*THE EXERCISE*
How many lines of the records hold the string "name"? Reply with the number alone.

*RECORDS TO USE*
__________
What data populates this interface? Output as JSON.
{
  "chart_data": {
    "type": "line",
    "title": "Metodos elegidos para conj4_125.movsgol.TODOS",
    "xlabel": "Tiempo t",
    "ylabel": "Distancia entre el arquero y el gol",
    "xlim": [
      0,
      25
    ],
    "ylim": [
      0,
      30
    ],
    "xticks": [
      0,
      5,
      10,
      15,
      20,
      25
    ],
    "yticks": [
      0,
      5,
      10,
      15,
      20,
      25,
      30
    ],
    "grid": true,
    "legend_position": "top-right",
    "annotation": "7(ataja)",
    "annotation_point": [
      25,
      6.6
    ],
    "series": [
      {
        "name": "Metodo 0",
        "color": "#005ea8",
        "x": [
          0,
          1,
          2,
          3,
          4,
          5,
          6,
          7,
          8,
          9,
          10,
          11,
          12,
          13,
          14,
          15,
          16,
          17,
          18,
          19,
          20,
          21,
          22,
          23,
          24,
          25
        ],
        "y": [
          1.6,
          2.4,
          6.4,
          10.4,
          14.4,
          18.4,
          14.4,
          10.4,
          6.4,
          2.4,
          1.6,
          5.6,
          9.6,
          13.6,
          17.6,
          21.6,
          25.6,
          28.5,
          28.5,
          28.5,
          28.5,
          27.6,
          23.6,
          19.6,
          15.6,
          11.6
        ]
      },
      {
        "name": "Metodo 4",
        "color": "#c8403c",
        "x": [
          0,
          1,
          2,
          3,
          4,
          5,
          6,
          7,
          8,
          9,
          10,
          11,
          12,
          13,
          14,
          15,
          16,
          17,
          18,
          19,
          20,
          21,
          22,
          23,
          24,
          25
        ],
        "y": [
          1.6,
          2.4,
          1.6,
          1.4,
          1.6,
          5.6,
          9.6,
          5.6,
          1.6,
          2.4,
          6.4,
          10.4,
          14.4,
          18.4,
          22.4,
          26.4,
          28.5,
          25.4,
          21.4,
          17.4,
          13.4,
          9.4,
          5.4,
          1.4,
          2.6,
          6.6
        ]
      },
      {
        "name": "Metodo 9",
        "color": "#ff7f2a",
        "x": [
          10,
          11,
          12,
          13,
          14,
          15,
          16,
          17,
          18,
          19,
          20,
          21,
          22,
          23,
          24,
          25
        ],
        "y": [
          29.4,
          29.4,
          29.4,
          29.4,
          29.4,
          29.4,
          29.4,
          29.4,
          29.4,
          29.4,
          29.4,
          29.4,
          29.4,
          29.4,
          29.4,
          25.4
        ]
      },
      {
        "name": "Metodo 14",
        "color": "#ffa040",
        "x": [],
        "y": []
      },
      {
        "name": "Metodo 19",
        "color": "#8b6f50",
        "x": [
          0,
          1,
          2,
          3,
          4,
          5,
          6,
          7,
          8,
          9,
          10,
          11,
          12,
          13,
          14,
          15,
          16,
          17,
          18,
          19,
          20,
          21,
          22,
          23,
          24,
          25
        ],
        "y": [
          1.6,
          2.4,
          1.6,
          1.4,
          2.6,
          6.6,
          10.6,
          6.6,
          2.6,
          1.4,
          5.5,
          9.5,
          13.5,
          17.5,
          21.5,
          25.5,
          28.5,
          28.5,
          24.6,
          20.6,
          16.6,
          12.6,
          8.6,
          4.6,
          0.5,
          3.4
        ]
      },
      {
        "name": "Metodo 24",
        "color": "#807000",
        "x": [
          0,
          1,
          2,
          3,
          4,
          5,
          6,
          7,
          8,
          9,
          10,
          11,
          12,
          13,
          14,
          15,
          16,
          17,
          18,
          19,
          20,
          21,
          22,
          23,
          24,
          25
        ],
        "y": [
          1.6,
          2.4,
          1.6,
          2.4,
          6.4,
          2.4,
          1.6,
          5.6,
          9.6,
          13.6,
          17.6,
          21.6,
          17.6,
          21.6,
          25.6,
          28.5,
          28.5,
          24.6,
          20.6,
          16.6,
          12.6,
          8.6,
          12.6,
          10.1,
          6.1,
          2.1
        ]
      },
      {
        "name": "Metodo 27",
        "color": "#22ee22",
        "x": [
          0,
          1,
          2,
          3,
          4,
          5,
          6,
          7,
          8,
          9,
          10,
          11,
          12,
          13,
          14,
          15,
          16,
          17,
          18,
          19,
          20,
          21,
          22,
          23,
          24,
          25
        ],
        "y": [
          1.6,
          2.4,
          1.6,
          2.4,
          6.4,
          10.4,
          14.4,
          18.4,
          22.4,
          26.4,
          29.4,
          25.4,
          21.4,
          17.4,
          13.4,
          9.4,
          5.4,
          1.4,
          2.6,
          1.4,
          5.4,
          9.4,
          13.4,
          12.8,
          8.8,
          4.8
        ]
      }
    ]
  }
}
__________
*RESULT OF THE TASK*
7